*What you need to do*
In the copy, keep every record exact and leave out all images.
** Begin **
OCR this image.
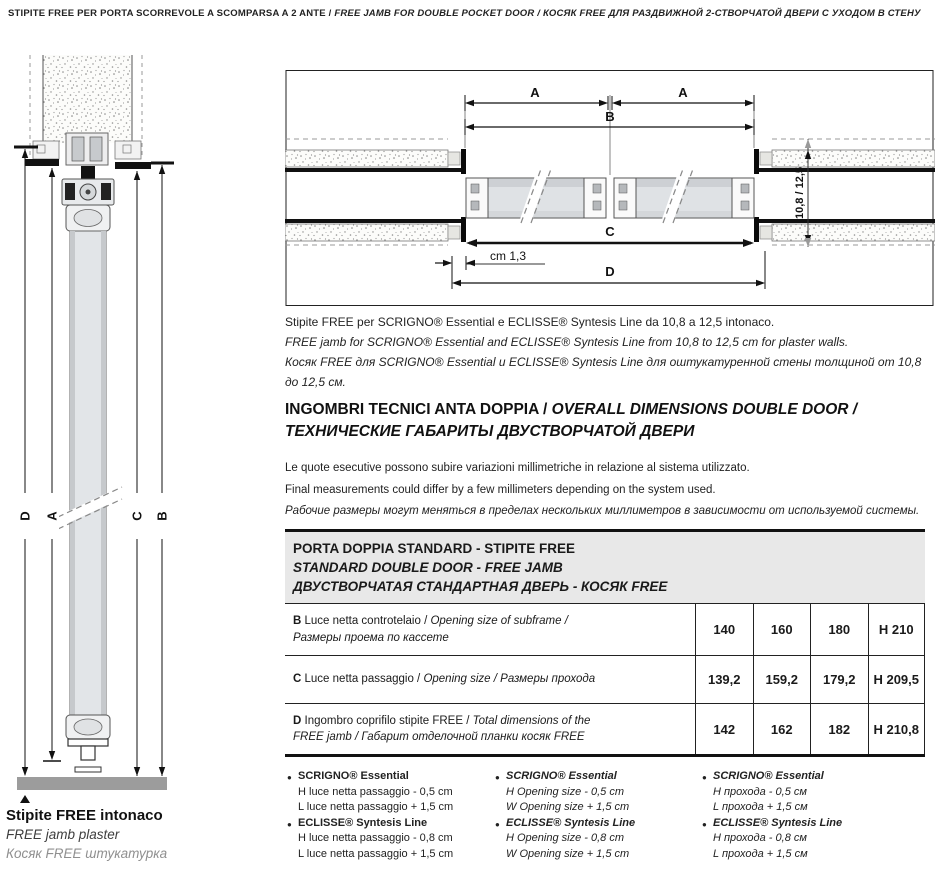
STIPITE FREE PER PORTA SCORREVOLE A SCOMPARSA A 2 ANTE / FREE JAMB FOR DOUBLE POCKET DOOR / КОСЯК FREE ДЛЯ РАЗДВИЖНОЙ 2-СТВОРЧАТОЙ ДВЕРИ С УХОДОМ В СТЕНУ
D A	C B
A	A
B
C
cm 1,3
D
10,8 / 12,5
Stipite FREE per SCRIGNO® Essential e ECLISSE® Syntesis Line da 10,8 a 12,5 intonaco.
FREE jamb for SCRIGNO® Essential and ECLISSE® Syntesis Line from 10,8 to 12,5 cm for plaster walls.
Косяк FREE для SCRIGNO® Essential и ECLISSE® Syntesis Line для оштукатуренной стены толщиной от 10,8 до 12,5 см.
INGOMBRI TECNICI ANTA DOPPIA / OVERALL DIMENSIONS DOUBLE DOOR /
ТЕХНИЧЕСКИЕ ГАБАРИТЫ ДВУСТВОРЧАТОЙ ДВЕРИ
Le quote esecutive possono subire variazioni millimetriche in relazione al sistema utilizzato.
Final measurements could differ by a few millimeters depending on the system used.
Рабочие размеры могут меняться в пределах нескольких миллиметров в зависимости от используемой системы.
PORTA DOPPIA STANDARD - STIPITE FREE
STANDARD DOUBLE DOOR - FREE JAMB
ДВУСТВОРЧАТАЯ СТАНДАРТНАЯ ДВЕРЬ - КОСЯК FREE
B Luce netta controtelaio / Opening size of subframe /
Размеры проема по кассете
140	160	180	H 210
C Luce netta passaggio / Opening size / Размеры прохода	139,2	159,2	179,2	H 209,5
D Ingombro coprifilo stipite FREE / Total dimensions of the
FREE jamb / Габарит отделочной планки косяк FREE
142	162	182	H 210,8
● SCRIGNO® Essential
H luce netta passaggio - 0,5 cm
L luce netta passaggio + 1,5 cm
● ECLISSE® Syntesis Line
H luce netta passaggio - 0,8 cm
L luce netta passaggio + 1,5 cm
● SCRIGNO® Essential
H Opening size - 0,5 cm
W Opening size + 1,5 cm
● ECLISSE® Syntesis Line
H Opening size - 0,8 cm
W Opening size + 1,5 cm
● SCRIGNO® Essential
H прохода - 0,5 см
L прохода + 1,5 см
● ECLISSE® Syntesis Line
H прохода - 0,8 см
L прохода + 1,5 см
Stipite FREE intonaco
FREE jamb plaster
Косяк FREE штукатурка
** End **
*Answer to the problem*
OCR this image.
STIPITE FREE PER PORTA SCORREVOLE A SCOMPARSA A 2 ANTE / FREE JAMB FOR DOUBLE POCKET DOOR / КОСЯК FREE ДЛЯ РАЗДВИЖНОЙ 2-СТВОРЧАТОЙ ДВЕРИ С УХОДОМ В СТЕНУ
D A	C B
A	A
B
C
cm 1,3
D
10,8 / 12,5
Stipite FREE per SCRIGNO® Essential e ECLISSE® Syntesis Line da 10,8 a 12,5 intonaco.
FREE jamb for SCRIGNO® Essential and ECLISSE® Syntesis Line from 10,8 to 12,5 cm for plaster walls.
Косяк FREE для SCRIGNO® Essential и ECLISSE® Syntesis Line для оштукатуренной стены толщиной от 10,8 до 12,5 см.
INGOMBRI TECNICI ANTA DOPPIA / OVERALL DIMENSIONS DOUBLE DOOR /
ТЕХНИЧЕСКИЕ ГАБАРИТЫ ДВУСТВОРЧАТОЙ ДВЕРИ
Le quote esecutive possono subire variazioni millimetriche in relazione al sistema utilizzato.
Final measurements could differ by a few millimeters depending on the system used.
Рабочие размеры могут меняться в пределах нескольких миллиметров в зависимости от используемой системы.
PORTA DOPPIA STANDARD - STIPITE FREE
STANDARD DOUBLE DOOR - FREE JAMB
ДВУСТВОРЧАТАЯ СТАНДАРТНАЯ ДВЕРЬ - КОСЯК FREE
B Luce netta controtelaio / Opening size of subframe /
Размеры проема по кассете
140	160	180	H 210
C Luce netta passaggio / Opening size / Размеры прохода	139,2	159,2	179,2	H 209,5
D Ingombro coprifilo stipite FREE / Total dimensions of the
FREE jamb / Габарит отделочной планки косяк FREE
142	162	182	H 210,8
● SCRIGNO® Essential
H luce netta passaggio - 0,5 cm
L luce netta passaggio + 1,5 cm
● ECLISSE® Syntesis Line
H luce netta passaggio - 0,8 cm
L luce netta passaggio + 1,5 cm
● SCRIGNO® Essential
H Opening size - 0,5 cm
W Opening size + 1,5 cm
● ECLISSE® Syntesis Line
H Opening size - 0,8 cm
W Opening size + 1,5 cm
● SCRIGNO® Essential
H прохода - 0,5 см
L прохода + 1,5 см
● ECLISSE® Syntesis Line
H прохода - 0,8 см
L прохода + 1,5 см
Stipite FREE intonaco
FREE jamb plaster
Косяк FREE штукатурка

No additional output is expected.